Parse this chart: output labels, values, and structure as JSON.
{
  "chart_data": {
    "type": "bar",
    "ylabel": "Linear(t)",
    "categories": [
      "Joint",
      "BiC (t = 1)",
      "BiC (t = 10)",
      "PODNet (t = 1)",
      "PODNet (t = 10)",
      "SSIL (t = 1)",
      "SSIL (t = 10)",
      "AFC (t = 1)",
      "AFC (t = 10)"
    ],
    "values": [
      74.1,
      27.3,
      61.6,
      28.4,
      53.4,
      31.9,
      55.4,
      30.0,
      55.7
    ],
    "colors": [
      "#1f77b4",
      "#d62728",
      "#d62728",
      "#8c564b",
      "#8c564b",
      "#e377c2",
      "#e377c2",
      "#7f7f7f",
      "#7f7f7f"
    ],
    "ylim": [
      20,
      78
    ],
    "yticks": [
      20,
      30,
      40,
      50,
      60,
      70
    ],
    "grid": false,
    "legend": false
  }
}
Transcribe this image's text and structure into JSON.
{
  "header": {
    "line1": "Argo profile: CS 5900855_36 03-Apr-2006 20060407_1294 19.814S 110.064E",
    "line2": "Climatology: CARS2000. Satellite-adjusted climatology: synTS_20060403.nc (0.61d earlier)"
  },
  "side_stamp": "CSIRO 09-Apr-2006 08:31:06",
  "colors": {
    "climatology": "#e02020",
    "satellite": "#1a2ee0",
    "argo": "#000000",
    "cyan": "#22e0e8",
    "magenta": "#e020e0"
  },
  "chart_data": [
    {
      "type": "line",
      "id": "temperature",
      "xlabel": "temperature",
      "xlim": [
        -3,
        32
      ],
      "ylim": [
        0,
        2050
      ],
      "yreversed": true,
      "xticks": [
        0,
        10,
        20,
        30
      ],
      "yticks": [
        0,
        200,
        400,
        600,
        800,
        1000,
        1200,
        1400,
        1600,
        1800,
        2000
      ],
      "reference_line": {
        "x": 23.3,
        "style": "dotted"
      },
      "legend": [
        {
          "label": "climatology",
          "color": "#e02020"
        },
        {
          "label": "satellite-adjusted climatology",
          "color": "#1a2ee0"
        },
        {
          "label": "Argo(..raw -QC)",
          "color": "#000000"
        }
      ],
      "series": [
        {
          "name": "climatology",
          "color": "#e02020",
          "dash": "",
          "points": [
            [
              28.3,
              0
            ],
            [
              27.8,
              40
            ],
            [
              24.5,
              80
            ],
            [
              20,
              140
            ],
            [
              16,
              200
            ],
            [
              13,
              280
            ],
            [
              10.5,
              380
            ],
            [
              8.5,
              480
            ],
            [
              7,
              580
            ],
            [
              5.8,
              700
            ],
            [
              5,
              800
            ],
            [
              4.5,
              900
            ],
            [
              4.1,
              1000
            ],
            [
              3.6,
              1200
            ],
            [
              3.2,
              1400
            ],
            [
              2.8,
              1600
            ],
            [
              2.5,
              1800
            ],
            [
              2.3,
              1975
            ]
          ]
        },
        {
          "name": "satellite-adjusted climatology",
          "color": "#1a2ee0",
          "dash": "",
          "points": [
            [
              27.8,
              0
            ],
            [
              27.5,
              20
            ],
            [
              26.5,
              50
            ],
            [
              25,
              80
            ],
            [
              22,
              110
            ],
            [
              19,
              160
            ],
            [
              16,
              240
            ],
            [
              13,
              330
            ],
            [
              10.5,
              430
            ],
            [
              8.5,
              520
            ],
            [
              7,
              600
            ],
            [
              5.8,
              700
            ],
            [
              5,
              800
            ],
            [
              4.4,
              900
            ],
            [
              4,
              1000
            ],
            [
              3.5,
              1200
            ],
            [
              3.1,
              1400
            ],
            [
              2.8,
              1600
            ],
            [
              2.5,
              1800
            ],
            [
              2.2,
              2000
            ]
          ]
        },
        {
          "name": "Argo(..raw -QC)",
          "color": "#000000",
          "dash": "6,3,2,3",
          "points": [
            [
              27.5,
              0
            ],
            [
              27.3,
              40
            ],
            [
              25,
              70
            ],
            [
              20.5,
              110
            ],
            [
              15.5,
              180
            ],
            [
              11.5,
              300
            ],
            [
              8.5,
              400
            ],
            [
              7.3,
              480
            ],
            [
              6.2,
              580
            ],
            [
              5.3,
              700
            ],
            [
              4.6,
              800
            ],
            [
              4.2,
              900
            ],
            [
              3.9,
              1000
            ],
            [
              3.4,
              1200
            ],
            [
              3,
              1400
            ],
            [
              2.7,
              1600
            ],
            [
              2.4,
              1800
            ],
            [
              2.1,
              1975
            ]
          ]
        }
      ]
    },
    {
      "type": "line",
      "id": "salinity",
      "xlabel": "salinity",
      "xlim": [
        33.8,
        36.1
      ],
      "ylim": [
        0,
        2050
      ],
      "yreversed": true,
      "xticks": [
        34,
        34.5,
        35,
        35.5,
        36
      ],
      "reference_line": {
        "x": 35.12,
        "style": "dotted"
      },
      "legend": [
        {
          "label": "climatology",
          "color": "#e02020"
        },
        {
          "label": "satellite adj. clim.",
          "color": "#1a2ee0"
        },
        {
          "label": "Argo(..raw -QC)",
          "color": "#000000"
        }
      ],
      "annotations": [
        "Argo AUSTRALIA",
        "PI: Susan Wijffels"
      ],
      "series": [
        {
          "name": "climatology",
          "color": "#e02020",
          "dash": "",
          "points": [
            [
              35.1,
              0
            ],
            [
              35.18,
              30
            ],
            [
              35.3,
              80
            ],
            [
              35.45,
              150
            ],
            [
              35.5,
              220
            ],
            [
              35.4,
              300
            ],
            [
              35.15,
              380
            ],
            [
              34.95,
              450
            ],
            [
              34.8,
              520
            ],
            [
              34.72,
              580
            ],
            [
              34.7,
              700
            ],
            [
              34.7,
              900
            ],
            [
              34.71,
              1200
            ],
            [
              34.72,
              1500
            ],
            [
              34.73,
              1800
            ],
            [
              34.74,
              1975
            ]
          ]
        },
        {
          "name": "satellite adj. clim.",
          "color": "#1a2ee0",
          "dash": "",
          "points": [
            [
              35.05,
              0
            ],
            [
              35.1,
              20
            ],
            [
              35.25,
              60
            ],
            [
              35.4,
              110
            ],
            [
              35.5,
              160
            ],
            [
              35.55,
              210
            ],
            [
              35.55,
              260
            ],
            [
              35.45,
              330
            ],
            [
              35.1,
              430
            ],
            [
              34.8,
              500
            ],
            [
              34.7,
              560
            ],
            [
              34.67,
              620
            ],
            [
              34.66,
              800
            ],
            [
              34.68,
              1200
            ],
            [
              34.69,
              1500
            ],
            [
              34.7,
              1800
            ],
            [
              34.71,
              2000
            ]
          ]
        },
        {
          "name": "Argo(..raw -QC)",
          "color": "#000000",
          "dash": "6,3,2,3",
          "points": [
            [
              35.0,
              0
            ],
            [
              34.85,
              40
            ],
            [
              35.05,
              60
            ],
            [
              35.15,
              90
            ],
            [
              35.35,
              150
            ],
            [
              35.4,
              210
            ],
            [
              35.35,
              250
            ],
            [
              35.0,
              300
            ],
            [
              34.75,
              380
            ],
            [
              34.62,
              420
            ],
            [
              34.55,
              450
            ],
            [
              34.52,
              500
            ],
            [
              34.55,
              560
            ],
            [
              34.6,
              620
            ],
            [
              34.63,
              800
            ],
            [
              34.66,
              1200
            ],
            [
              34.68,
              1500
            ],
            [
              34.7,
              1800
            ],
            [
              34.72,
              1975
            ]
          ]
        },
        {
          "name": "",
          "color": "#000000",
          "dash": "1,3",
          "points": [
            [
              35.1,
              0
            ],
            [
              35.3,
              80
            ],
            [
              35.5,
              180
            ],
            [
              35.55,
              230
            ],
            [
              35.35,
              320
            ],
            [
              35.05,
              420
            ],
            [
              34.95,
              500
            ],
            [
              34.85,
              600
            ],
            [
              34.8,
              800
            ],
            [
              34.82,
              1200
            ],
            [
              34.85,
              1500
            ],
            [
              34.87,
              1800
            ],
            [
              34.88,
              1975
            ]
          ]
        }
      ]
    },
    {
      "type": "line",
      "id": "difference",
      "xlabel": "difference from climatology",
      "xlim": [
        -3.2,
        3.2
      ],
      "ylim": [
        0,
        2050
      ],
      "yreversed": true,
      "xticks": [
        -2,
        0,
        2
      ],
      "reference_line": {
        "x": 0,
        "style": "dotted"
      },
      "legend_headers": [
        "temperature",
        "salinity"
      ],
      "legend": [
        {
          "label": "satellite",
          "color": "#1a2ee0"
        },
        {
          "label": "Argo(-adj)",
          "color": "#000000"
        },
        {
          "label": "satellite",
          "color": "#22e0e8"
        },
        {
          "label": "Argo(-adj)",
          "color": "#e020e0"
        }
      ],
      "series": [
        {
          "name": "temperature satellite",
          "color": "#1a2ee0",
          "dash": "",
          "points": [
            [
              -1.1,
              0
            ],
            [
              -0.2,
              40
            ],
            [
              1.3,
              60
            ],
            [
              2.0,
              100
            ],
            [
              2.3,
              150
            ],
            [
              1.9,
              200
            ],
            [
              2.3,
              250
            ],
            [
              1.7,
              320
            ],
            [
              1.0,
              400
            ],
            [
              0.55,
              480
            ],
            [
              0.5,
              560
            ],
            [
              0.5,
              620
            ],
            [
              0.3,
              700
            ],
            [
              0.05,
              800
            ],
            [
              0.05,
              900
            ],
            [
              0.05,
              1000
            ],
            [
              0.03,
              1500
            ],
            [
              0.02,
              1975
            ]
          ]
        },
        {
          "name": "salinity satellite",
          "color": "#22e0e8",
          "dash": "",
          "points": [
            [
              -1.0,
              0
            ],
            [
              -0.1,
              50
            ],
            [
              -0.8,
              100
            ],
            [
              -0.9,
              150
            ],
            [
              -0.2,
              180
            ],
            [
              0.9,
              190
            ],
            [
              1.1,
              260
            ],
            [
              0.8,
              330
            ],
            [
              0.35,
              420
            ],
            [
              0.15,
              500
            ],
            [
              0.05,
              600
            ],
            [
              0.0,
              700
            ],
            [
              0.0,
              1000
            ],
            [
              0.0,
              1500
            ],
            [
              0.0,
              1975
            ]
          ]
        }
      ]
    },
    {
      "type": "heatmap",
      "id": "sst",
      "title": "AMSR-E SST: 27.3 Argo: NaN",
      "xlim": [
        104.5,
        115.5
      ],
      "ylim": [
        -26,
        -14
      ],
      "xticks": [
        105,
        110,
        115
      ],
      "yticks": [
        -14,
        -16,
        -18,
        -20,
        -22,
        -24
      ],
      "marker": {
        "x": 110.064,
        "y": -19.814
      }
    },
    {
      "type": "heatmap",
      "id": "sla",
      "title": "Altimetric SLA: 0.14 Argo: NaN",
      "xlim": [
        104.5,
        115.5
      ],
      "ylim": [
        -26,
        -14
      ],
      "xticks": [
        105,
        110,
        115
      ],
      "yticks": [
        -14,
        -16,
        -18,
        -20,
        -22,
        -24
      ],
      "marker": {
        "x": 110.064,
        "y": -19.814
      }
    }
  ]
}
.....
> WHAT IS EXPECTED: From the data above, pick out each line containing "title" and copy it.

> COMPLETED EXERCISE:
      "title": "AMSR-E SST: 27.3 Argo: NaN",
      "title": "Altimetric SLA: 0.14 Argo: NaN",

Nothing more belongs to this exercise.